**Given instruction:**
Pick out every line with the word "Madrasah" and copy it.

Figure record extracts
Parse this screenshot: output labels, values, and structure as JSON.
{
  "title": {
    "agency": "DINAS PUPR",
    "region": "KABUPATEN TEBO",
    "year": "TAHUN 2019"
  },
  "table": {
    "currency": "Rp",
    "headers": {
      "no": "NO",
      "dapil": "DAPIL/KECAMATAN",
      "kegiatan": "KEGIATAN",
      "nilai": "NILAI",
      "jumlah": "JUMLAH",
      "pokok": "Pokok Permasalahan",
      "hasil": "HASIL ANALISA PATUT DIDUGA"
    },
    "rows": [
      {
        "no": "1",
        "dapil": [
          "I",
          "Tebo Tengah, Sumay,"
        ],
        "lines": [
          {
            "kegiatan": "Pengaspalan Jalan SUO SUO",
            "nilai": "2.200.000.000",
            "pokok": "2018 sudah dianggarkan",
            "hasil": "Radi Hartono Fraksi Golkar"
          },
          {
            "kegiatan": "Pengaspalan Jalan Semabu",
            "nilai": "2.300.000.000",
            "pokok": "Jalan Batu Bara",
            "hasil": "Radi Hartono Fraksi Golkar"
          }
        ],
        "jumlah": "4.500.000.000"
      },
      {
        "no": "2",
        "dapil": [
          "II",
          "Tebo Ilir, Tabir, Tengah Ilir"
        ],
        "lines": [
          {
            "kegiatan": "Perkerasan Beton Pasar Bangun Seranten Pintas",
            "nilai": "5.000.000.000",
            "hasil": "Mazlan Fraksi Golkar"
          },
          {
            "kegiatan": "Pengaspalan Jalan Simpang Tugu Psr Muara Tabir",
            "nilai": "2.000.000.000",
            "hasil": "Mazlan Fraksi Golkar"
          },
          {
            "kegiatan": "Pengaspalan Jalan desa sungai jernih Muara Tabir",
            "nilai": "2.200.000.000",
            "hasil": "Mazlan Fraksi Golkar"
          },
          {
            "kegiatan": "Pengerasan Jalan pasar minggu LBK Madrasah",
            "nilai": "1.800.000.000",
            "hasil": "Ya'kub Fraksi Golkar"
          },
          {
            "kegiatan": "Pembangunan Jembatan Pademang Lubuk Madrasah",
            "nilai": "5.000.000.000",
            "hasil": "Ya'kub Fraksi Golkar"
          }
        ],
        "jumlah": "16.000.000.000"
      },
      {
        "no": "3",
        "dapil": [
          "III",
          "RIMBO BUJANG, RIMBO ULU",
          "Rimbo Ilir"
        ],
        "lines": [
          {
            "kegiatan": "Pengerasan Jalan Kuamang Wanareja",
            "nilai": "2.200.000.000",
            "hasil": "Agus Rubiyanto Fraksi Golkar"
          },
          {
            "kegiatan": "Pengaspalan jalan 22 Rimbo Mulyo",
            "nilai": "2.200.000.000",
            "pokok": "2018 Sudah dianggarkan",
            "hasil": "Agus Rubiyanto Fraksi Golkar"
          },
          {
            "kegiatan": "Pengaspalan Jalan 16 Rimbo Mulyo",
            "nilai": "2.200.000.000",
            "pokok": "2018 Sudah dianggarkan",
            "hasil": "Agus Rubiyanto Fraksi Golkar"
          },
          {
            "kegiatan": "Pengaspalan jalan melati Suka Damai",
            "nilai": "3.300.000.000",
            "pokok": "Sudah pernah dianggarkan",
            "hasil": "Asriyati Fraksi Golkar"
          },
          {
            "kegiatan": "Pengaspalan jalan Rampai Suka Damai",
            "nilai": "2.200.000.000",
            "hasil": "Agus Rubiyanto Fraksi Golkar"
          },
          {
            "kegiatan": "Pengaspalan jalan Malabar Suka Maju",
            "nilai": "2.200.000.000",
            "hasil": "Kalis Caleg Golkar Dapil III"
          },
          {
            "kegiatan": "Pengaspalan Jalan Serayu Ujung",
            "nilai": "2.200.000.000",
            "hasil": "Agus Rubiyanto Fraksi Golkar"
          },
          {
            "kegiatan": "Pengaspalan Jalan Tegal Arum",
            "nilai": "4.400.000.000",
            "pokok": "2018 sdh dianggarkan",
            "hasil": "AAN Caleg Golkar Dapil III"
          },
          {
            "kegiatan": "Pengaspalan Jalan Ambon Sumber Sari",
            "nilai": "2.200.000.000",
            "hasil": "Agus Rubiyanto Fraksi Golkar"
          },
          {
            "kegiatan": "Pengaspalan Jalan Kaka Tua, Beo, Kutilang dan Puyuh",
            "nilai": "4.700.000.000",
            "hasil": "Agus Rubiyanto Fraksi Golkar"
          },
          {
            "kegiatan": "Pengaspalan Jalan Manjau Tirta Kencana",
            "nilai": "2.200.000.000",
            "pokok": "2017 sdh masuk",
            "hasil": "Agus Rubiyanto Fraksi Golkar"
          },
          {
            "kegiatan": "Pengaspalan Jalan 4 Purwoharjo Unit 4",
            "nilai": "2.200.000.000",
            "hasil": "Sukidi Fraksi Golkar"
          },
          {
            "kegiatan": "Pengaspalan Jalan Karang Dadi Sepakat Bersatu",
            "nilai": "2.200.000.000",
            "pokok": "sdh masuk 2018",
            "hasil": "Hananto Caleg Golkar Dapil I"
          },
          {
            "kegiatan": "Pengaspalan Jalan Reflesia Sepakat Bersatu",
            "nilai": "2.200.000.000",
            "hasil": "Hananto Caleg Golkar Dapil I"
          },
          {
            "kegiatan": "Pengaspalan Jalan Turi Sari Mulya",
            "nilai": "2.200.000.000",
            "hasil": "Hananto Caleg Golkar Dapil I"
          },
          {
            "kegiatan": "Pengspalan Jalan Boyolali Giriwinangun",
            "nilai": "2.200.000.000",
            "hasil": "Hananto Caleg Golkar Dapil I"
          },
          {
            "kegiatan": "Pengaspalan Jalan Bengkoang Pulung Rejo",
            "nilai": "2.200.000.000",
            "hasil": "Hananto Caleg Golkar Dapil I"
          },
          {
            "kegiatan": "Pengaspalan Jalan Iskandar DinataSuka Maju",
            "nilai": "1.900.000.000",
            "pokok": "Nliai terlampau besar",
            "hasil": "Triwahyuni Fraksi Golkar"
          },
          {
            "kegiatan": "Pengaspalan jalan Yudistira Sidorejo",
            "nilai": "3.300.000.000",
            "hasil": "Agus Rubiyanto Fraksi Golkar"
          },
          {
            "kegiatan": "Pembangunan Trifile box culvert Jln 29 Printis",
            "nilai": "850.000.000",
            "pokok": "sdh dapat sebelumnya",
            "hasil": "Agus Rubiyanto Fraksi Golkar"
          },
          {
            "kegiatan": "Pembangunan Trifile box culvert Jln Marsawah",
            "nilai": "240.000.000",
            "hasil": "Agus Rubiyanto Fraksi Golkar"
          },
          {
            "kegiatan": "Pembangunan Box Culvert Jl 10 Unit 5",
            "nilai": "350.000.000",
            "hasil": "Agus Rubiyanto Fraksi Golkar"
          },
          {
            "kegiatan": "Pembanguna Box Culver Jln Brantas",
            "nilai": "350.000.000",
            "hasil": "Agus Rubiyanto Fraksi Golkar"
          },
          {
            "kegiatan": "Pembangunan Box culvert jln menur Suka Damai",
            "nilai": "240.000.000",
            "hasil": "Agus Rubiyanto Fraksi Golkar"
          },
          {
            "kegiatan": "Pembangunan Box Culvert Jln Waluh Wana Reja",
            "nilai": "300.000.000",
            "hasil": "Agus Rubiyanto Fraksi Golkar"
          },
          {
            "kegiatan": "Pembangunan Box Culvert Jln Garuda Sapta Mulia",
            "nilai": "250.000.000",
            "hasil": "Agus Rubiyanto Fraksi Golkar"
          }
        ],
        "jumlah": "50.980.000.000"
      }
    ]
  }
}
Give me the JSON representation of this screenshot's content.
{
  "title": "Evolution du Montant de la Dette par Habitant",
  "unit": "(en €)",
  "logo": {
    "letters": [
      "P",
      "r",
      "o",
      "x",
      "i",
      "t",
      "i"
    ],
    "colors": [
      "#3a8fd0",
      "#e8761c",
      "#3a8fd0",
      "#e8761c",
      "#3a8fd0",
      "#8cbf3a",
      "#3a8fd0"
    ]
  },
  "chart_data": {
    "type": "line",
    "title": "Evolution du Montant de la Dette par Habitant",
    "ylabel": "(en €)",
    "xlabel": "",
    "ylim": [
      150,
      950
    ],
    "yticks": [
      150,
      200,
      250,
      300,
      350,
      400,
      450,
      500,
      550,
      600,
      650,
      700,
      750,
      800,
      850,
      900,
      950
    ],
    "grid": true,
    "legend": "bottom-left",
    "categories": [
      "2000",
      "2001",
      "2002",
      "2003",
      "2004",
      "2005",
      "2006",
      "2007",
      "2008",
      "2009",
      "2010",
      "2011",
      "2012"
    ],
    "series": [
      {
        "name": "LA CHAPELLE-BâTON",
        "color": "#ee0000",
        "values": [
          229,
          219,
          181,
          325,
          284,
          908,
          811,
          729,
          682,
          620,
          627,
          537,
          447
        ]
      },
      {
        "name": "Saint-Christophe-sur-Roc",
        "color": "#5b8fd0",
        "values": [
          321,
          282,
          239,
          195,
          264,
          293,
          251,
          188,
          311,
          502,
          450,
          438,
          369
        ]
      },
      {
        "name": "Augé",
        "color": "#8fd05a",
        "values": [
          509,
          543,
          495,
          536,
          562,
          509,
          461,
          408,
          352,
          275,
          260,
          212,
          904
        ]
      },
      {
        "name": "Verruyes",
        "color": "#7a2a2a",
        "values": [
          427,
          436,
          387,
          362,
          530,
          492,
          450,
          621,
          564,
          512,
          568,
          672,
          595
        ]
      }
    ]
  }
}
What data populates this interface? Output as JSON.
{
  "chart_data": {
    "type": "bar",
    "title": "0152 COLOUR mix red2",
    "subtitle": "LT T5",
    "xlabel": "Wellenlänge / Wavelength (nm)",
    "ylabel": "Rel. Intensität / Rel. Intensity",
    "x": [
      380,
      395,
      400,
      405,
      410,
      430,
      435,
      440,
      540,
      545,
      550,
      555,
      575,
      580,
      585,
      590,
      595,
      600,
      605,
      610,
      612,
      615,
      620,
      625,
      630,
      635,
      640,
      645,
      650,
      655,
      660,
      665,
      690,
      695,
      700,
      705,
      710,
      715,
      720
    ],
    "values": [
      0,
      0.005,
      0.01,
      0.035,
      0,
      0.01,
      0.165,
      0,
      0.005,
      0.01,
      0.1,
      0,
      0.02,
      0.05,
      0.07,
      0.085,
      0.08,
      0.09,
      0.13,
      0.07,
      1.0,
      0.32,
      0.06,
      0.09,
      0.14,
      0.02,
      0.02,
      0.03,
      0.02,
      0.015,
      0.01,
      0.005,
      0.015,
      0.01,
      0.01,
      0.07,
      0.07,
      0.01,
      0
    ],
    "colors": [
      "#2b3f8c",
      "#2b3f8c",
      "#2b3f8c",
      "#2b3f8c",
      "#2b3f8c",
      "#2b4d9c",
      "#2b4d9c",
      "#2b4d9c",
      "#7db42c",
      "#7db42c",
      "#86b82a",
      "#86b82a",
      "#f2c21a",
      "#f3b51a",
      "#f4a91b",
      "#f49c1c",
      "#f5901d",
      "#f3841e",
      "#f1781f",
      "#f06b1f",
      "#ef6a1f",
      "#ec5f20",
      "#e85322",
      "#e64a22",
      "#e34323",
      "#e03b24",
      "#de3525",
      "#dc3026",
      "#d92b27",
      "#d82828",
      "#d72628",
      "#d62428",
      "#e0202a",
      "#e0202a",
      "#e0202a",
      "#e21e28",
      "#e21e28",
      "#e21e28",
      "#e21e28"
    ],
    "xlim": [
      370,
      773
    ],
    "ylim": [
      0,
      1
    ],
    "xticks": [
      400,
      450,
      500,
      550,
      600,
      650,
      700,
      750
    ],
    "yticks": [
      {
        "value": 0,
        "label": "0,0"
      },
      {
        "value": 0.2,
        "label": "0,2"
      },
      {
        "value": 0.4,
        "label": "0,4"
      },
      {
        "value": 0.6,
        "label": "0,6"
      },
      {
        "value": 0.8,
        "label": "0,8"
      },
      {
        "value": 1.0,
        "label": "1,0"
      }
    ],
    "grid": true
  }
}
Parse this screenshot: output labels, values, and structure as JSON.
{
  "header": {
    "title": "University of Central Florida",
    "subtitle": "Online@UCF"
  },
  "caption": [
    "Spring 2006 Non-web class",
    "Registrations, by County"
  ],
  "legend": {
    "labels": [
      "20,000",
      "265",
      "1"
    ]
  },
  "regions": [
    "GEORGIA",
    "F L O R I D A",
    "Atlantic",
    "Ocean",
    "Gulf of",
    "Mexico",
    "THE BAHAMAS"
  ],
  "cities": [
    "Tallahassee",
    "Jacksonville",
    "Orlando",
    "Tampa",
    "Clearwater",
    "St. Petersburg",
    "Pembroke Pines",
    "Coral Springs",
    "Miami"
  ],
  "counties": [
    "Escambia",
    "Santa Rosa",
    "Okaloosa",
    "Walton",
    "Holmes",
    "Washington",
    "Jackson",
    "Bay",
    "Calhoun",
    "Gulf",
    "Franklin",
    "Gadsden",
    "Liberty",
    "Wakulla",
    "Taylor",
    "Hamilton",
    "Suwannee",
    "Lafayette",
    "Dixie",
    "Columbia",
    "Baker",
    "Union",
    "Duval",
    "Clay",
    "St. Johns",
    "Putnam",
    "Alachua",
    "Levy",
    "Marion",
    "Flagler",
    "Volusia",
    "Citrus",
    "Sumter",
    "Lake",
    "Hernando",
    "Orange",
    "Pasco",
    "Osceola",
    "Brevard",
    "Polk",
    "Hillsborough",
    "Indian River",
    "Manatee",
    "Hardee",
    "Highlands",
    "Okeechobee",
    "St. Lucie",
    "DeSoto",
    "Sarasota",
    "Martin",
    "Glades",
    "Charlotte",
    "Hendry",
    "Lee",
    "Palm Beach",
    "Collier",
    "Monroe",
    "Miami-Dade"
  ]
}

**Reply to the task:**
            "kegiatan": "Pengerasan Jalan pasar minggu LBK Madrasah",
            "kegiatan": "Pembangunan Jembatan Pademang Lubuk Madrasah",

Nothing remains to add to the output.